Stated goal: Copy out each line featuring the string "Глава" from the entries beneath.

# Given information start

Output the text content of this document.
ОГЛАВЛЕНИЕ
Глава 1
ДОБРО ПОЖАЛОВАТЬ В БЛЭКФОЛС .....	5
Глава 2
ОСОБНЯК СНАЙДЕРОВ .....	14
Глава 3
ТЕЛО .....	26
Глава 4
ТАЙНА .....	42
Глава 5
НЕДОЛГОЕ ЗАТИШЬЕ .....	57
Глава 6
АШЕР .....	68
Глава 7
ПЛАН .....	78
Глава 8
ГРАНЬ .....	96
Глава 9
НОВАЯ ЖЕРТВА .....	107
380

# Given information end
# Given information start

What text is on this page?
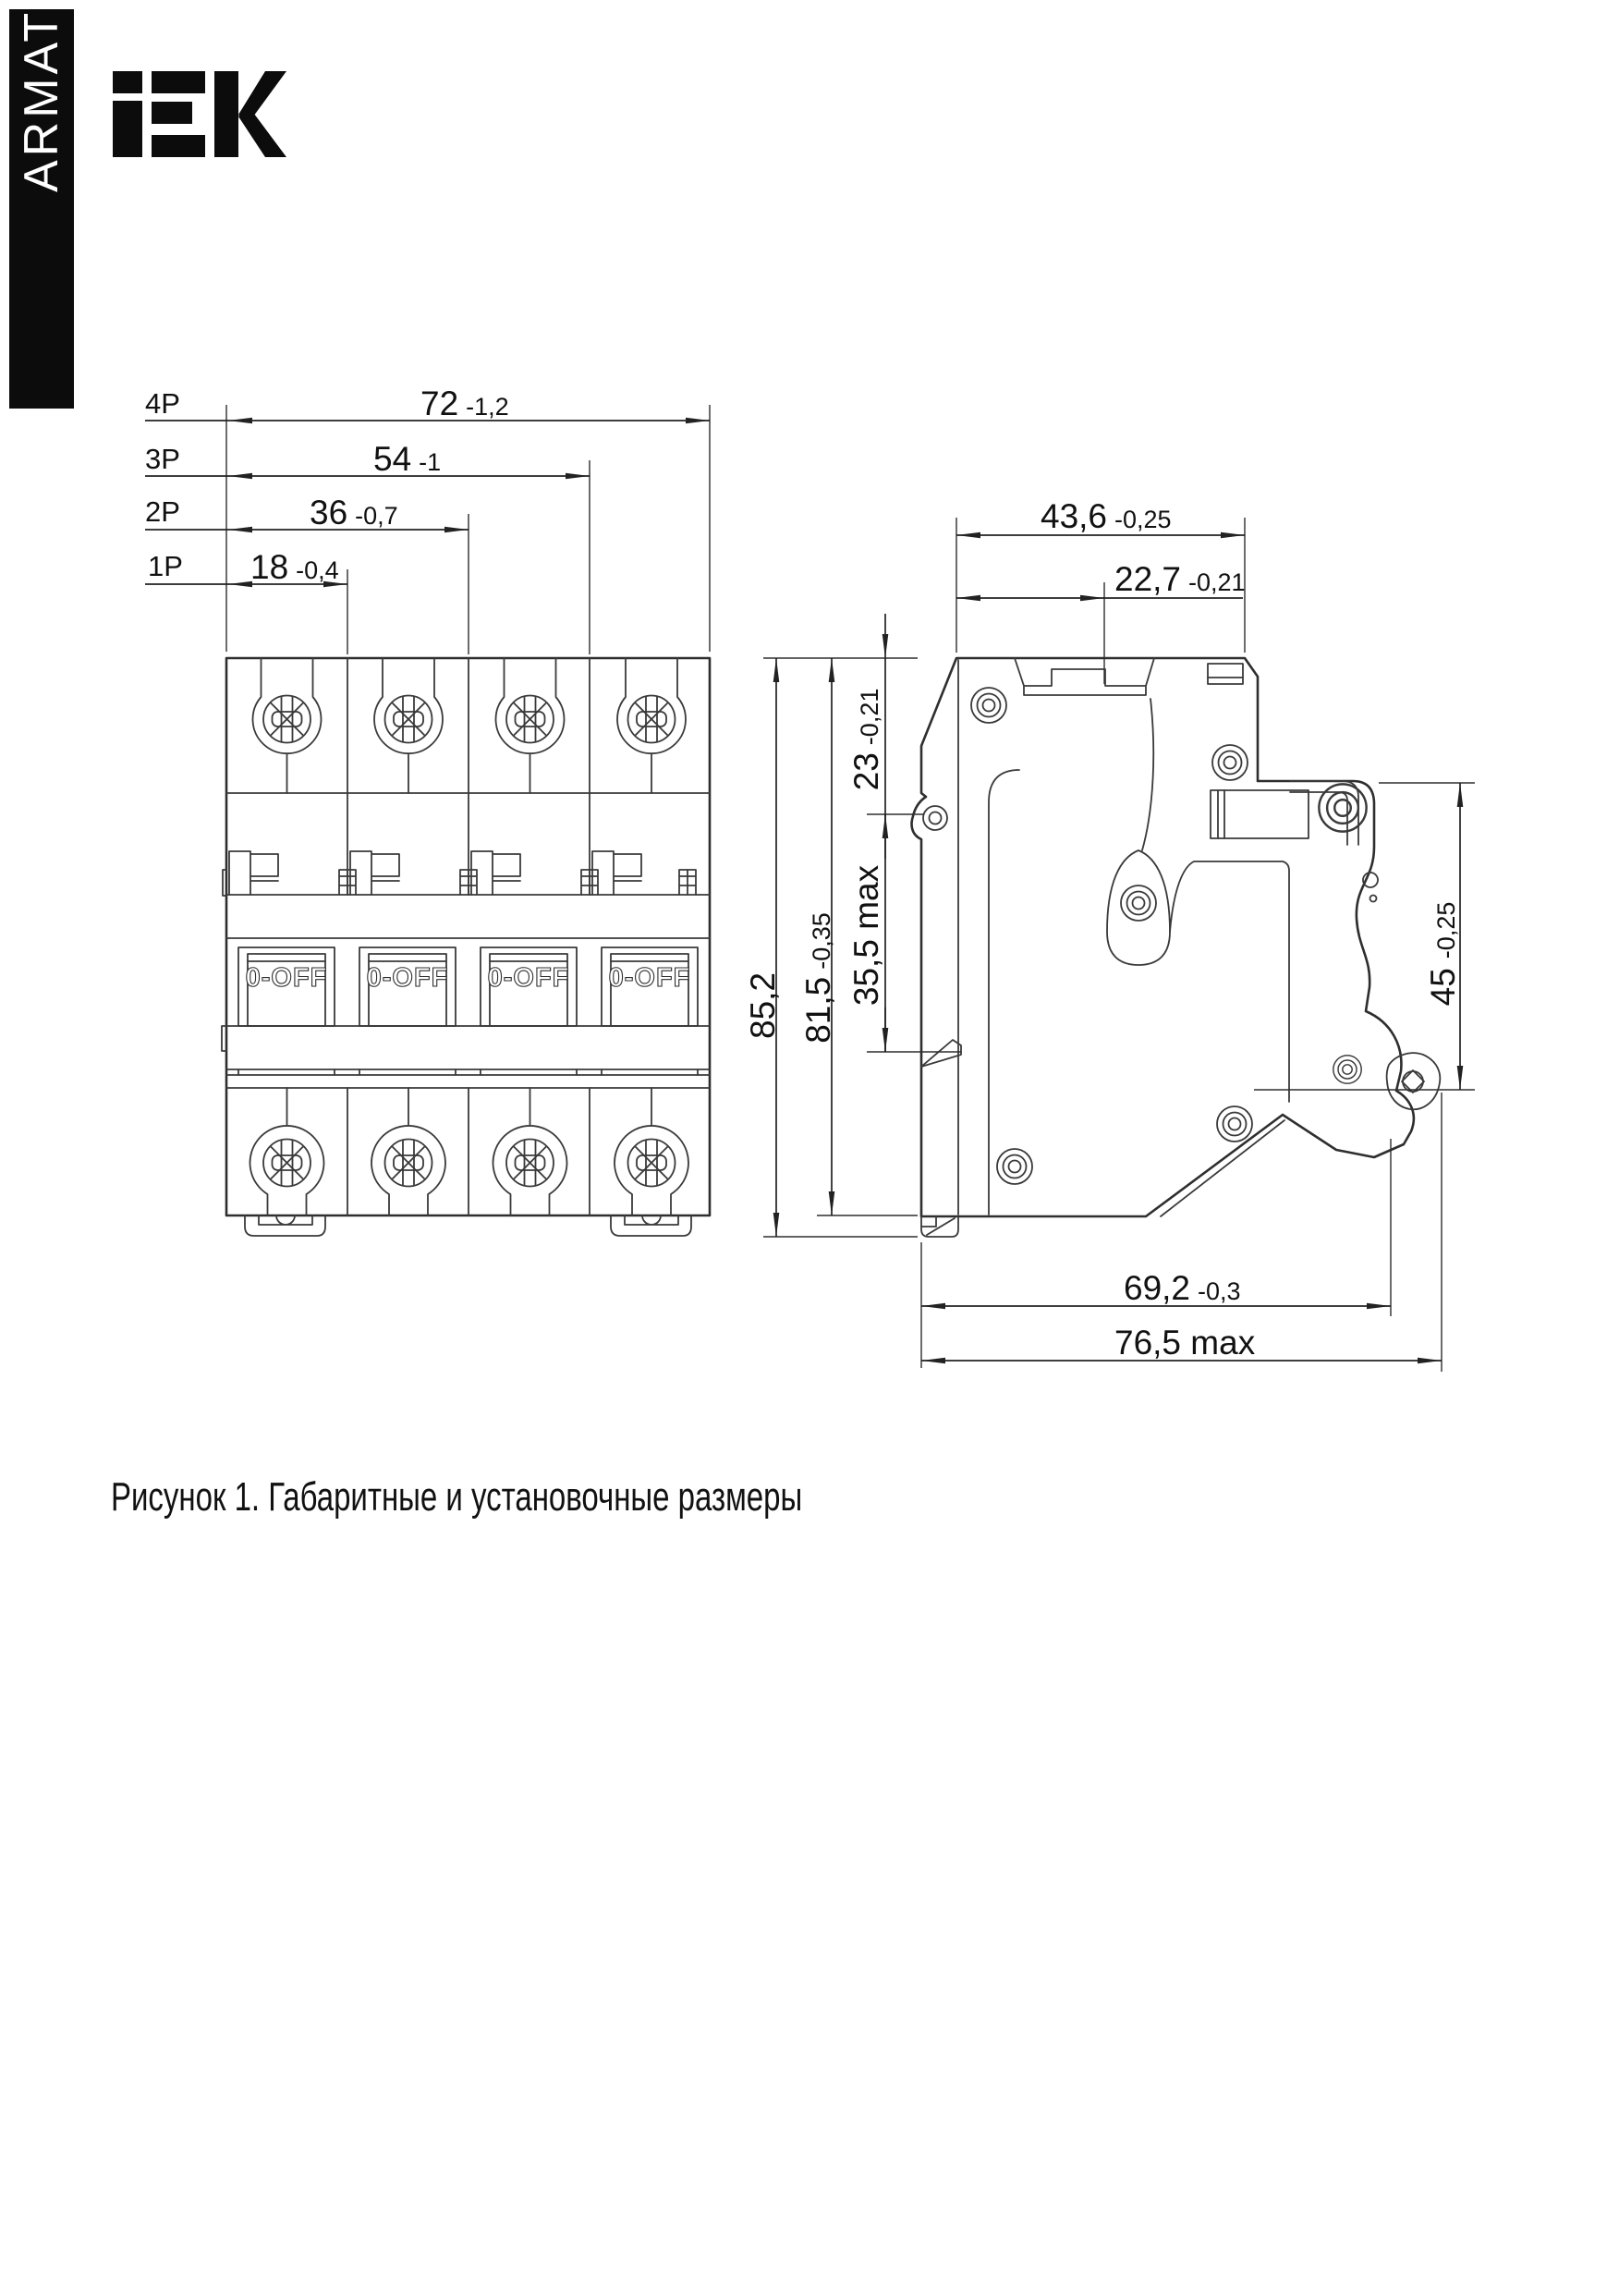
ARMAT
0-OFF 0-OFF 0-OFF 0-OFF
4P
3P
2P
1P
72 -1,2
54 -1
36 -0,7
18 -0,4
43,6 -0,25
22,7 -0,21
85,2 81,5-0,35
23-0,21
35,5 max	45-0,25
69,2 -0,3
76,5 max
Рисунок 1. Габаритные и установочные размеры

# Given information end

Full answer:
Глава 1
Глава 2
Глава 3
Глава 4
Глава 5
Глава 6
Глава 7
Глава 8
Глава 9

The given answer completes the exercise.